### Dataset content:
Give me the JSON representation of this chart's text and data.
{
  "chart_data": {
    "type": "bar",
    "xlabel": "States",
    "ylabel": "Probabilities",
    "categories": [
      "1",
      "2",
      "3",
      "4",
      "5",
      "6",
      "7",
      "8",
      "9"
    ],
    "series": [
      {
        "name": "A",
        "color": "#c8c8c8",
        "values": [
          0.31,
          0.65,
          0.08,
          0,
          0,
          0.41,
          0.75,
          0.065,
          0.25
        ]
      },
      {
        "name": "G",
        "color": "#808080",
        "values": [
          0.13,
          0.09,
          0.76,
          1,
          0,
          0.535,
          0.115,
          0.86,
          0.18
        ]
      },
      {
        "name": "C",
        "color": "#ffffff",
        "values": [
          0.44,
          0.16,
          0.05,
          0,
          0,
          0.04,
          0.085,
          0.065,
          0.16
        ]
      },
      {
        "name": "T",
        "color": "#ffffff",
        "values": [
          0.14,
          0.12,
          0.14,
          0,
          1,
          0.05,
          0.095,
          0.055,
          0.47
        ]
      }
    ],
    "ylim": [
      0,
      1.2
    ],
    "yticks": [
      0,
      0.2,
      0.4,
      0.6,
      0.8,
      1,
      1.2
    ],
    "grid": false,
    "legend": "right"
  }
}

### Work to complete:
Using the data above, repeat every line exactly.

### Response to the task:
Give me the JSON representation of this chart's text and data.
{
  "chart_data": {
    "type": "bar",
    "xlabel": "States",
    "ylabel": "Probabilities",
    "categories": [
      "1",
      "2",
      "3",
      "4",
      "5",
      "6",
      "7",
      "8",
      "9"
    ],
    "series": [
      {
        "name": "A",
        "color": "#c8c8c8",
        "values": [
          0.31,
          0.65,
          0.08,
          0,
          0,
          0.41,
          0.75,
          0.065,
          0.25
        ]
      },
      {
        "name": "G",
        "color": "#808080",
        "values": [
          0.13,
          0.09,
          0.76,
          1,
          0,
          0.535,
          0.115,
          0.86,
          0.18
        ]
      },
      {
        "name": "C",
        "color": "#ffffff",
        "values": [
          0.44,
          0.16,
          0.05,
          0,
          0,
          0.04,
          0.085,
          0.065,
          0.16
        ]
      },
      {
        "name": "T",
        "color": "#ffffff",
        "values": [
          0.14,
          0.12,
          0.14,
          0,
          1,
          0.05,
          0.095,
          0.055,
          0.47
        ]
      }
    ],
    "ylim": [
      0,
      1.2
    ],
    "yticks": [
      0,
      0.2,
      0.4,
      0.6,
      0.8,
      1,
      1.2
    ],
    "grid": false,
    "legend": "right"
  }
}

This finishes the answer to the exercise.